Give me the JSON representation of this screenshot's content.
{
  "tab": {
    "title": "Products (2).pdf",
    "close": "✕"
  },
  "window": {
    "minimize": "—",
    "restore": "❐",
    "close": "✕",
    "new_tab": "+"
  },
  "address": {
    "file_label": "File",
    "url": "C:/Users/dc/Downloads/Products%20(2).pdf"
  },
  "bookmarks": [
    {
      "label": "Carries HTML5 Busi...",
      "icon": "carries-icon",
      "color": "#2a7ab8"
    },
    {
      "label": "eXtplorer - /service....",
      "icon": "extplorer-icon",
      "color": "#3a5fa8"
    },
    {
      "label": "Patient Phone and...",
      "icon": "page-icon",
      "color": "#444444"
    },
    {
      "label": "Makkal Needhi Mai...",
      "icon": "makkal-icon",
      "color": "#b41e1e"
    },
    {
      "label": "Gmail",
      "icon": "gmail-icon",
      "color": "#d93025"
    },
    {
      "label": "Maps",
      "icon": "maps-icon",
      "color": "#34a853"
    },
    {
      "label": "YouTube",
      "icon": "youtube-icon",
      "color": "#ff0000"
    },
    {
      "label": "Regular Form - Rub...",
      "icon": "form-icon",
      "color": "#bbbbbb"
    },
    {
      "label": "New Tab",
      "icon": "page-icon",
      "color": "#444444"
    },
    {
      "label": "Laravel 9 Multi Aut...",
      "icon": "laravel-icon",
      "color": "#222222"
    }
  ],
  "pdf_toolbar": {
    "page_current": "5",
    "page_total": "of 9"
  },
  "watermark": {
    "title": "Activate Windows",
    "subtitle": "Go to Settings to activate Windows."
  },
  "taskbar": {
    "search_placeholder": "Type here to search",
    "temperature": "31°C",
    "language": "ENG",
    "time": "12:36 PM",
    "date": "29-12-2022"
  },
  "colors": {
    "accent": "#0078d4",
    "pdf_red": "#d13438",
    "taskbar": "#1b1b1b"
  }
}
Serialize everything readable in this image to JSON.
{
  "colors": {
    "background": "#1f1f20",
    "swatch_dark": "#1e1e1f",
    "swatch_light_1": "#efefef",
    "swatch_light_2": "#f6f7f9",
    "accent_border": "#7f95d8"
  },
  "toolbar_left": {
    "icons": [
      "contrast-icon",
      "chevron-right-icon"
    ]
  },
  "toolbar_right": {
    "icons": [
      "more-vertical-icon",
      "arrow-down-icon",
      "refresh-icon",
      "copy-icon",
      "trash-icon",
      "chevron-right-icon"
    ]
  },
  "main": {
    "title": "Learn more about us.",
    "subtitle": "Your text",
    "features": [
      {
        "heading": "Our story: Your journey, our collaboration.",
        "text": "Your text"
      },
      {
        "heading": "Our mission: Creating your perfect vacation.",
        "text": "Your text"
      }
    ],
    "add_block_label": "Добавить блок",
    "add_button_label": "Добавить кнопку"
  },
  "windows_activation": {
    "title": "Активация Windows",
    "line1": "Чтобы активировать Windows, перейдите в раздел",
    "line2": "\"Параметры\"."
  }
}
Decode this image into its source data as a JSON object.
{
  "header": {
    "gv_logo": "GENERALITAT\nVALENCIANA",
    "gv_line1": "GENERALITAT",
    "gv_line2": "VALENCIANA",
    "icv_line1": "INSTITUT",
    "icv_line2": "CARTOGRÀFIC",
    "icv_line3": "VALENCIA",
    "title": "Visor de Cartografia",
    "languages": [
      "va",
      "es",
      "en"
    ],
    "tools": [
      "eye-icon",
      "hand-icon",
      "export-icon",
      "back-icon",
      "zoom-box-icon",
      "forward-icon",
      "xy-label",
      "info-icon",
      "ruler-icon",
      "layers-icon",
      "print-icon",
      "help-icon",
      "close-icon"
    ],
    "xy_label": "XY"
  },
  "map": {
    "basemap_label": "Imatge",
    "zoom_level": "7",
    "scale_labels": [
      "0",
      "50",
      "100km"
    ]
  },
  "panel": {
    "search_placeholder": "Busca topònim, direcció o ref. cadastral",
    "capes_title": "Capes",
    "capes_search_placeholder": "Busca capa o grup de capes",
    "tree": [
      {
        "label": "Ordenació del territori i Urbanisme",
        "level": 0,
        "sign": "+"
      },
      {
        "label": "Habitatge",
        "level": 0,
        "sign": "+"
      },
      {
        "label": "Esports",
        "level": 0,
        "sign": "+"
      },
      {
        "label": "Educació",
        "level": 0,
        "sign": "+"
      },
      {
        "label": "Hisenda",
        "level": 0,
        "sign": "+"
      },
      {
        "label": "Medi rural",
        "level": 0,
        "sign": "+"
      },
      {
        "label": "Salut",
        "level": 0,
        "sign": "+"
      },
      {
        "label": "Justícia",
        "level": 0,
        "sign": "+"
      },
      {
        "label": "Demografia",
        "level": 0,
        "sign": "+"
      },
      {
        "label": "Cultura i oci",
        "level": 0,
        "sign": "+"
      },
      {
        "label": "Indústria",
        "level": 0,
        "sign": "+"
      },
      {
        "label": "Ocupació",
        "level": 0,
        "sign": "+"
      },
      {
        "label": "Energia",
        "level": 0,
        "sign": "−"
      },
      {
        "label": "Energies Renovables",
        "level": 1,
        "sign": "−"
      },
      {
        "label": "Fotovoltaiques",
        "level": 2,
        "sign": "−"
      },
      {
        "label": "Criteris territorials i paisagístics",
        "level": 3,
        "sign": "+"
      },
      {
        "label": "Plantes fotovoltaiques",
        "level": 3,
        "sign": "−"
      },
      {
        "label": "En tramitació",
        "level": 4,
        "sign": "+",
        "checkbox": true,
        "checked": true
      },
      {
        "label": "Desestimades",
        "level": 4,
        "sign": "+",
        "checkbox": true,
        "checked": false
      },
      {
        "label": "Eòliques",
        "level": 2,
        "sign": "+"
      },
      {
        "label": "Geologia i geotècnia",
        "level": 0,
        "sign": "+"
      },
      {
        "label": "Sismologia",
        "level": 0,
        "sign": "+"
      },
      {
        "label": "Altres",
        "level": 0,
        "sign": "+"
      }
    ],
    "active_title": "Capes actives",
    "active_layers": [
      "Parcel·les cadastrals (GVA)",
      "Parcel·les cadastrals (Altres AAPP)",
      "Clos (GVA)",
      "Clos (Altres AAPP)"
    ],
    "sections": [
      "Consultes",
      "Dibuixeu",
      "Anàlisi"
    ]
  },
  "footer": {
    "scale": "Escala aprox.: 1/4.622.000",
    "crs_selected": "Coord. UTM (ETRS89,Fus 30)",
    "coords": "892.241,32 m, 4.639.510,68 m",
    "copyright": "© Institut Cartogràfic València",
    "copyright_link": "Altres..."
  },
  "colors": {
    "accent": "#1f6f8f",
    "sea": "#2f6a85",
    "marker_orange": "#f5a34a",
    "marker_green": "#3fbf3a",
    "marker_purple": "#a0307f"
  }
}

*Objective*.
Your task is to retype all the records above with nothing left out.

*Result of the exercise*.
Give me the JSON representation of this screenshot's content.
{
  "tab": {
    "title": "Products (2).pdf",
    "close": "✕"
  },
  "window": {
    "minimize": "—",
    "restore": "❐",
    "close": "✕",
    "new_tab": "+"
  },
  "address": {
    "file_label": "File",
    "url": "C:/Users/dc/Downloads/Products%20(2).pdf"
  },
  "bookmarks": [
    {
      "label": "Carries HTML5 Busi...",
      "icon": "carries-icon",
      "color": "#2a7ab8"
    },
    {
      "label": "eXtplorer - /service....",
      "icon": "extplorer-icon",
      "color": "#3a5fa8"
    },
    {
      "label": "Patient Phone and...",
      "icon": "page-icon",
      "color": "#444444"
    },
    {
      "label": "Makkal Needhi Mai...",
      "icon": "makkal-icon",
      "color": "#b41e1e"
    },
    {
      "label": "Gmail",
      "icon": "gmail-icon",
      "color": "#d93025"
    },
    {
      "label": "Maps",
      "icon": "maps-icon",
      "color": "#34a853"
    },
    {
      "label": "YouTube",
      "icon": "youtube-icon",
      "color": "#ff0000"
    },
    {
      "label": "Regular Form - Rub...",
      "icon": "form-icon",
      "color": "#bbbbbb"
    },
    {
      "label": "New Tab",
      "icon": "page-icon",
      "color": "#444444"
    },
    {
      "label": "Laravel 9 Multi Aut...",
      "icon": "laravel-icon",
      "color": "#222222"
    }
  ],
  "pdf_toolbar": {
    "page_current": "5",
    "page_total": "of 9"
  },
  "watermark": {
    "title": "Activate Windows",
    "subtitle": "Go to Settings to activate Windows."
  },
  "taskbar": {
    "search_placeholder": "Type here to search",
    "temperature": "31°C",
    "language": "ENG",
    "time": "12:36 PM",
    "date": "29-12-2022"
  },
  "colors": {
    "accent": "#0078d4",
    "pdf_red": "#d13438",
    "taskbar": "#1b1b1b"
  }
}
Serialize everything readable in this image to JSON.
{
  "colors": {
    "background": "#1f1f20",
    "swatch_dark": "#1e1e1f",
    "swatch_light_1": "#efefef",
    "swatch_light_2": "#f6f7f9",
    "accent_border": "#7f95d8"
  },
  "toolbar_left": {
    "icons": [
      "contrast-icon",
      "chevron-right-icon"
    ]
  },
  "toolbar_right": {
    "icons": [
      "more-vertical-icon",
      "arrow-down-icon",
      "refresh-icon",
      "copy-icon",
      "trash-icon",
      "chevron-right-icon"
    ]
  },
  "main": {
    "title": "Learn more about us.",
    "subtitle": "Your text",
    "features": [
      {
        "heading": "Our story: Your journey, our collaboration.",
        "text": "Your text"
      },
      {
        "heading": "Our mission: Creating your perfect vacation.",
        "text": "Your text"
      }
    ],
    "add_block_label": "Добавить блок",
    "add_button_label": "Добавить кнопку"
  },
  "windows_activation": {
    "title": "Активация Windows",
    "line1": "Чтобы активировать Windows, перейдите в раздел",
    "line2": "\"Параметры\"."
  }
}
Decode this image into its source data as a JSON object.
{
  "header": {
    "gv_logo": "GENERALITAT\nVALENCIANA",
    "gv_line1": "GENERALITAT",
    "gv_line2": "VALENCIANA",
    "icv_line1": "INSTITUT",
    "icv_line2": "CARTOGRÀFIC",
    "icv_line3": "VALENCIA",
    "title": "Visor de Cartografia",
    "languages": [
      "va",
      "es",
      "en"
    ],
    "tools": [
      "eye-icon",
      "hand-icon",
      "export-icon",
      "back-icon",
      "zoom-box-icon",
      "forward-icon",
      "xy-label",
      "info-icon",
      "ruler-icon",
      "layers-icon",
      "print-icon",
      "help-icon",
      "close-icon"
    ],
    "xy_label": "XY"
  },
  "map": {
    "basemap_label": "Imatge",
    "zoom_level": "7",
    "scale_labels": [
      "0",
      "50",
      "100km"
    ]
  },
  "panel": {
    "search_placeholder": "Busca topònim, direcció o ref. cadastral",
    "capes_title": "Capes",
    "capes_search_placeholder": "Busca capa o grup de capes",
    "tree": [
      {
        "label": "Ordenació del territori i Urbanisme",
        "level": 0,
        "sign": "+"
      },
      {
        "label": "Habitatge",
        "level": 0,
        "sign": "+"
      },
      {
        "label": "Esports",
        "level": 0,
        "sign": "+"
      },
      {
        "label": "Educació",
        "level": 0,
        "sign": "+"
      },
      {
        "label": "Hisenda",
        "level": 0,
        "sign": "+"
      },
      {
        "label": "Medi rural",
        "level": 0,
        "sign": "+"
      },
      {
        "label": "Salut",
        "level": 0,
        "sign": "+"
      },
      {
        "label": "Justícia",
        "level": 0,
        "sign": "+"
      },
      {
        "label": "Demografia",
        "level": 0,
        "sign": "+"
      },
      {
        "label": "Cultura i oci",
        "level": 0,
        "sign": "+"
      },
      {
        "label": "Indústria",
        "level": 0,
        "sign": "+"
      },
      {
        "label": "Ocupació",
        "level": 0,
        "sign": "+"
      },
      {
        "label": "Energia",
        "level": 0,
        "sign": "−"
      },
      {
        "label": "Energies Renovables",
        "level": 1,
        "sign": "−"
      },
      {
        "label": "Fotovoltaiques",
        "level": 2,
        "sign": "−"
      },
      {
        "label": "Criteris territorials i paisagístics",
        "level": 3,
        "sign": "+"
      },
      {
        "label": "Plantes fotovoltaiques",
        "level": 3,
        "sign": "−"
      },
      {
        "label": "En tramitació",
        "level": 4,
        "sign": "+",
        "checkbox": true,
        "checked": true
      },
      {
        "label": "Desestimades",
        "level": 4,
        "sign": "+",
        "checkbox": true,
        "checked": false
      },
      {
        "label": "Eòliques",
        "level": 2,
        "sign": "+"
      },
      {
        "label": "Geologia i geotècnia",
        "level": 0,
        "sign": "+"
      },
      {
        "label": "Sismologia",
        "level": 0,
        "sign": "+"
      },
      {
        "label": "Altres",
        "level": 0,
        "sign": "+"
      }
    ],
    "active_title": "Capes actives",
    "active_layers": [
      "Parcel·les cadastrals (GVA)",
      "Parcel·les cadastrals (Altres AAPP)",
      "Clos (GVA)",
      "Clos (Altres AAPP)"
    ],
    "sections": [
      "Consultes",
      "Dibuixeu",
      "Anàlisi"
    ]
  },
  "footer": {
    "scale": "Escala aprox.: 1/4.622.000",
    "crs_selected": "Coord. UTM (ETRS89,Fus 30)",
    "coords": "892.241,32 m, 4.639.510,68 m",
    "copyright": "© Institut Cartogràfic València",
    "copyright_link": "Altres..."
  },
  "colors": {
    "accent": "#1f6f8f",
    "sea": "#2f6a85",
    "marker_orange": "#f5a34a",
    "marker_green": "#3fbf3a",
    "marker_purple": "#a0307f"
  }
}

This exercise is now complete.